Six singles later, the Bank was roaring and High Hopes blaring over the PA as the Phils celebrated a 5-4 comeback win. John Mayberry Jr. took his postgame interview through a face full of shaving cream, befitting the hero whose bases-loaded single over Michael Bourn plated Ben Francisco and made a loser of Astros closer Brandon Lyon.
The late rally took Roy Halladay off the hook for what would have been a truly undeserved loss. Doc was magnificent early, striking out five of the first eight Astros hitters and not allowing a base runner until opposite number and former Phillie Brett Myers singled with two outs in the third. With the game still scoreless, he worked out of trouble in the fifth when Francisco misjudged a two-out Humberto Quintero fly ball for a two-base error. Myers improbably followed with his second straight single, but Bourn flew out to the track in right to end the threat.
Houston finally dented Halladay an inning later. Angel Sanchez led off with an infield single that Wilson Valdez couldn't quite come up with, and moved to third on a Hunter Pence double off the wall in right-center. Halladay got Carlos Lee on a humpback liner, but Bill Hall's groundout scored Sanchez. With his pitch count over 100, Halladay watched from the dugout as the Astros stretched their advantage to 4-0 in the seventh. Brett Wallace singled off J.C. Romero, Quintero did the same against David Herndon, Myers sacrificed them to second and third, and former Phillie Bourn drove them both in with a triple before scoring on a Sanchez sac fly.
To that point, Myers had held the Phillies in a nightmare of soft contact. His pitch count was under 60 through six innings, he'd issued one walk (to Shane Victorino, who immediately proceeded to get thrown out trying to steal to end the sixth) and struck out nobody. The Phillies hadn't swung and missed; they hadn't fouled anything off; they also hadn't squared anything up, with Ryan Howard and Valdez accounting for their only two hits. But Myers lost it in the seventh, walking Polanco to start the inning and allowing a single to Jimmy Rollins. A passed ball moved both into scoring position, and sacrifices by Howard and Raul Ibanez cut the deficit to 4-2. But after walking Francisco, Myers got Carlos Ruiz on a flyout to deep center.

* * * * *

Exercise task 1:
Can you translate this sentence from the Phillies game recap into Spanish: "Houston finally dented Halladay an inning later."
Exercise task 2:
In the Phillies game recap, whose bases-loaded single scored Ben Francisco to win the game?
Exercise task 3:
Carry on the Phillies game recap from its last sentence.

(Layout dataset entries)
* * * * *

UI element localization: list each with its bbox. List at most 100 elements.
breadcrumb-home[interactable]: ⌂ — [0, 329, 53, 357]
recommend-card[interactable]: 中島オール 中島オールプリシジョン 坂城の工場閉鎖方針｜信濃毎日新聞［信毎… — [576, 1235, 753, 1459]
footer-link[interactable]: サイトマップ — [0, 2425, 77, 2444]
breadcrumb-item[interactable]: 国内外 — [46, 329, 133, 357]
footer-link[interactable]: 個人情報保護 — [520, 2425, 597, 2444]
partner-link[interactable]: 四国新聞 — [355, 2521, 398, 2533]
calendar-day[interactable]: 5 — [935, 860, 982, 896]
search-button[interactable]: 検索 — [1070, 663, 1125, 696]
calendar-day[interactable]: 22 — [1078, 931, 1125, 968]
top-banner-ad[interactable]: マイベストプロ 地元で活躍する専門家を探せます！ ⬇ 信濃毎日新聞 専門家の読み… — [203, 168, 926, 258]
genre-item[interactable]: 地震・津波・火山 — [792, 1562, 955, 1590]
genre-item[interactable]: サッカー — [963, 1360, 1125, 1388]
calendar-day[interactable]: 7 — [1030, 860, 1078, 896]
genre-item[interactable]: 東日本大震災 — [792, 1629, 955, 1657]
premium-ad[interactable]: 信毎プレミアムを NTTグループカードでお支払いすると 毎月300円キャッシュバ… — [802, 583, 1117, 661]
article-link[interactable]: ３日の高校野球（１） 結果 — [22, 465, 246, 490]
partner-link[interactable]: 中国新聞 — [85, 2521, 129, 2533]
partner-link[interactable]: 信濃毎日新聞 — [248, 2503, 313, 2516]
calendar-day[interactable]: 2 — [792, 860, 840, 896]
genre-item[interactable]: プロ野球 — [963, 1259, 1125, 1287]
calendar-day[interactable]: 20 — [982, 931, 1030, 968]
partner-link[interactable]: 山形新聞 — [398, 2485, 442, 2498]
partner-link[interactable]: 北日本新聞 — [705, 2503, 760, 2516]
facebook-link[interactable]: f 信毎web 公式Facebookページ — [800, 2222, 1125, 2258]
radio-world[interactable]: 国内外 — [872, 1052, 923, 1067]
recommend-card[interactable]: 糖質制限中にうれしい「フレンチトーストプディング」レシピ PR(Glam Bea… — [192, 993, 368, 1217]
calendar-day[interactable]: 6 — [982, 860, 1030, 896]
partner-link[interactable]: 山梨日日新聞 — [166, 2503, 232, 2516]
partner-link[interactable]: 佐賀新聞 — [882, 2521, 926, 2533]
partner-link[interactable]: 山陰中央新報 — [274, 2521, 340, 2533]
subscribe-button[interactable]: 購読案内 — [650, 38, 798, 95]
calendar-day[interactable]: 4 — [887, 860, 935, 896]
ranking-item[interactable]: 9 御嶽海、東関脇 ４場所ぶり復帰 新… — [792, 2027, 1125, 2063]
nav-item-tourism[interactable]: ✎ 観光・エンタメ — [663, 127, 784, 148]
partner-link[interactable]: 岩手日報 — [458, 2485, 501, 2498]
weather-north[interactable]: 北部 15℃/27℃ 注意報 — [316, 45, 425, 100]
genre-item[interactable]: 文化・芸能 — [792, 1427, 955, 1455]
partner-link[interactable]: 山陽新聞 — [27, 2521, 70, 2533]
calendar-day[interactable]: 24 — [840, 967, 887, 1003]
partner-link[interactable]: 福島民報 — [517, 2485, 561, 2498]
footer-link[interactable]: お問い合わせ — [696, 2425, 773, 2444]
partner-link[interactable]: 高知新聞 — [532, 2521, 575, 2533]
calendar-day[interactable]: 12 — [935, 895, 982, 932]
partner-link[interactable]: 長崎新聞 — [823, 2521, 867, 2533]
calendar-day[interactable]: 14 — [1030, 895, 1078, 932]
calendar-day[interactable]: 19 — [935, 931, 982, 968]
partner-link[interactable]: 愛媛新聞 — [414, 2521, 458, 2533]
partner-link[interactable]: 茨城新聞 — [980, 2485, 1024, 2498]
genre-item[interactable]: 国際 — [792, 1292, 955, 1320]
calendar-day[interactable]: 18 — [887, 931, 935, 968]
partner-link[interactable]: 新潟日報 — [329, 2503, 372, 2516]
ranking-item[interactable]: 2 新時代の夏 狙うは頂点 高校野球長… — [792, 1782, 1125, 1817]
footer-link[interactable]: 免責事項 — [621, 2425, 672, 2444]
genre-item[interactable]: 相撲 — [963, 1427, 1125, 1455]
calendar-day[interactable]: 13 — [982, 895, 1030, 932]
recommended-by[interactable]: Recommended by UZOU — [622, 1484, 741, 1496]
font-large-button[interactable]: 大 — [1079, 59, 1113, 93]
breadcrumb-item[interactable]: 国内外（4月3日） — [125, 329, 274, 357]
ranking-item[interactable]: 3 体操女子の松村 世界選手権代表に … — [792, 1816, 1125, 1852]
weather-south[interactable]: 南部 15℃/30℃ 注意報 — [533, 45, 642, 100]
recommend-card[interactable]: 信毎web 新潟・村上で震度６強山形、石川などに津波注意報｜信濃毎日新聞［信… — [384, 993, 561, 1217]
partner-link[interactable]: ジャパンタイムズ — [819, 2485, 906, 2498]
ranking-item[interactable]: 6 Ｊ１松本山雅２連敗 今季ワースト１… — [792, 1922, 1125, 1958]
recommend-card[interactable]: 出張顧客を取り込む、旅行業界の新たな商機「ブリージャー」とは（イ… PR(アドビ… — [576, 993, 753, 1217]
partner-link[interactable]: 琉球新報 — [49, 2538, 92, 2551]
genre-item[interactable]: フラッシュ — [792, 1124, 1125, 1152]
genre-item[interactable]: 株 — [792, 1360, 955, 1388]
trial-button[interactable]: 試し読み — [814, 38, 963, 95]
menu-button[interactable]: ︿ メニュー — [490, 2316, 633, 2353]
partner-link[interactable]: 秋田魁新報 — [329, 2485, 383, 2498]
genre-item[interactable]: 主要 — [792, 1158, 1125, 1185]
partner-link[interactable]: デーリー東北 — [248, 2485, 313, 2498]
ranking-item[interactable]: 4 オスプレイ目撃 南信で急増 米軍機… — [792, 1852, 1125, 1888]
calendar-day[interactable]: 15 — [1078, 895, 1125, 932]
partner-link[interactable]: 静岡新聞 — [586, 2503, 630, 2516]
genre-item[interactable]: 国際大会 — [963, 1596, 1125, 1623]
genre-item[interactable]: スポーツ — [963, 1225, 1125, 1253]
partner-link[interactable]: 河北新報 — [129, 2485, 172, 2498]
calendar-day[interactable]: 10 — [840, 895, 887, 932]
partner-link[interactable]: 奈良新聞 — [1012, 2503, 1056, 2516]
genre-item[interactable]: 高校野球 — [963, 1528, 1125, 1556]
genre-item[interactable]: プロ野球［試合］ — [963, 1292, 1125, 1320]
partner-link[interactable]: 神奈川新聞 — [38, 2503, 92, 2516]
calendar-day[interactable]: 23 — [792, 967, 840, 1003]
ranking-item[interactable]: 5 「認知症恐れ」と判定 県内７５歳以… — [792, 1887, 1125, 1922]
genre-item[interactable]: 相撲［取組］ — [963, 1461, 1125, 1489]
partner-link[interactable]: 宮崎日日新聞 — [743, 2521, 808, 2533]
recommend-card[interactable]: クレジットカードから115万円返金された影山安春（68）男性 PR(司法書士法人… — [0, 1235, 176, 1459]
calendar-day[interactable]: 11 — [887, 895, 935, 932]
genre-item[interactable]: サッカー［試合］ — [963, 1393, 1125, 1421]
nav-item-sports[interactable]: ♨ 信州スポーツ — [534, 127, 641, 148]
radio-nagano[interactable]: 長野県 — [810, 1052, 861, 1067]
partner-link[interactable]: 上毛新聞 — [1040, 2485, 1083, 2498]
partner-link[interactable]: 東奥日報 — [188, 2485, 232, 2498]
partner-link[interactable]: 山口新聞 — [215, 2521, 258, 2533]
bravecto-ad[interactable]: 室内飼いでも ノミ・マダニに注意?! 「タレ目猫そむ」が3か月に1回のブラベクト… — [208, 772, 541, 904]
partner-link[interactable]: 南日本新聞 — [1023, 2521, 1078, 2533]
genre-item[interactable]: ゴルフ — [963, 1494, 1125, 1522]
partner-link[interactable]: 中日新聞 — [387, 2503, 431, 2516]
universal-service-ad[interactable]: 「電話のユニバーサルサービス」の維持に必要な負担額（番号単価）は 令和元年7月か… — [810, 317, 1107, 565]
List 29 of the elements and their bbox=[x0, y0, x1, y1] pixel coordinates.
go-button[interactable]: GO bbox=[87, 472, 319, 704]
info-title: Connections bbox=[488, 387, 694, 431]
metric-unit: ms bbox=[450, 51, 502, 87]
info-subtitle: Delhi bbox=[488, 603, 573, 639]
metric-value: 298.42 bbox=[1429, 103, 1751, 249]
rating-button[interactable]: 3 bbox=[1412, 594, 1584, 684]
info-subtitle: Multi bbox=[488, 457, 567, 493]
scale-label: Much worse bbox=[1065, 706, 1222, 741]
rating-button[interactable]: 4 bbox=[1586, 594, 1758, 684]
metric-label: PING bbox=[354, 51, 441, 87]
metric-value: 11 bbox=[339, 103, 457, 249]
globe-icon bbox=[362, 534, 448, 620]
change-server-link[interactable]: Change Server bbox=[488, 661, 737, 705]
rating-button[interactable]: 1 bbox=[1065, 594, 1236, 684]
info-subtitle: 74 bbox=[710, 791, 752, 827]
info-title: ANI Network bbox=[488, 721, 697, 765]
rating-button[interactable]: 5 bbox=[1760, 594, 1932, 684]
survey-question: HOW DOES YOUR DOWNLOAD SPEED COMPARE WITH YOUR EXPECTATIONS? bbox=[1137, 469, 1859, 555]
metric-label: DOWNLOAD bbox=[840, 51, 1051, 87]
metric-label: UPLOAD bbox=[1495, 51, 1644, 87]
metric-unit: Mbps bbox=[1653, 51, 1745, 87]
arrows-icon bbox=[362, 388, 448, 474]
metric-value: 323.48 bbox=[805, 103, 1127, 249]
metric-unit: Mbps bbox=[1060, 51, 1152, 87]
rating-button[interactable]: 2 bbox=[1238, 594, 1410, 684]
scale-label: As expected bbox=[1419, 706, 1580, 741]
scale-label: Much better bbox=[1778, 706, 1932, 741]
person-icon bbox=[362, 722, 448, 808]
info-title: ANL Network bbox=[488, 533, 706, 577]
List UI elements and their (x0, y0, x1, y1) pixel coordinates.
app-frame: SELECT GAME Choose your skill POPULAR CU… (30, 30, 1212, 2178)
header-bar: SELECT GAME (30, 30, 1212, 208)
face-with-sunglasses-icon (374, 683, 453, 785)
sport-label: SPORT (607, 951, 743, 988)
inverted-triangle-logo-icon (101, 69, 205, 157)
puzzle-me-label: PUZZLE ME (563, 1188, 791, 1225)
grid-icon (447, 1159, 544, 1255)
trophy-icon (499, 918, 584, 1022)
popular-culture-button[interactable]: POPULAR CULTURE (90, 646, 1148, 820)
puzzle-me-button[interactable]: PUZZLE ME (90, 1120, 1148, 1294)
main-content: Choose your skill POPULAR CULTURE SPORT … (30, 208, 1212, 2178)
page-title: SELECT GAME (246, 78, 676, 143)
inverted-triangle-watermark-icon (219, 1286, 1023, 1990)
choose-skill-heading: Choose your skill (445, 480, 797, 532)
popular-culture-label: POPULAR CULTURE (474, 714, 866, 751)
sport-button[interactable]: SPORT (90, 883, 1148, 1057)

* * * * *

Expected output 1:
Houston finalmente le hizo daño a Halladay una entrada después.

Expected output 2:
John Mayberry Jr.'s.

Expected output 3:
Ryan Madson and Danys Baez held Houston off the board in the eighth and ninth, and Rollins and Howard greeted Lyon with singles to start the ninth as the Bank began to buzz. Ibanez fell behind in the count and popped up, but with Francisco at the plate, Rollins took off for third and beat Quintero's throw. Howard, however, didn't follow, a lapse that almost loomed large as Francisco singled in Rollins to make it 4-3. Ruiz crushed a pitch to left just foul to fall behind 0-2 and battled back to rap the team's fourth single of the inning--but Howard advanced only to third, loading the bases for Valdez. With visions of game-ending double-play grounders dancing blackly in 42,000 heads, the fill-in second baseman flared another single into left, scoring Howard at last.
That brought up Mayberry, happy to be on his first Opening Day big-league roster. With Lyon nearing 30 pitches, he worked a deep count--then squared up a cutter that centerfielder Bourn leapt for and couldn't come down with. Francisco trotted home with the win, and the 2011 season was well underway.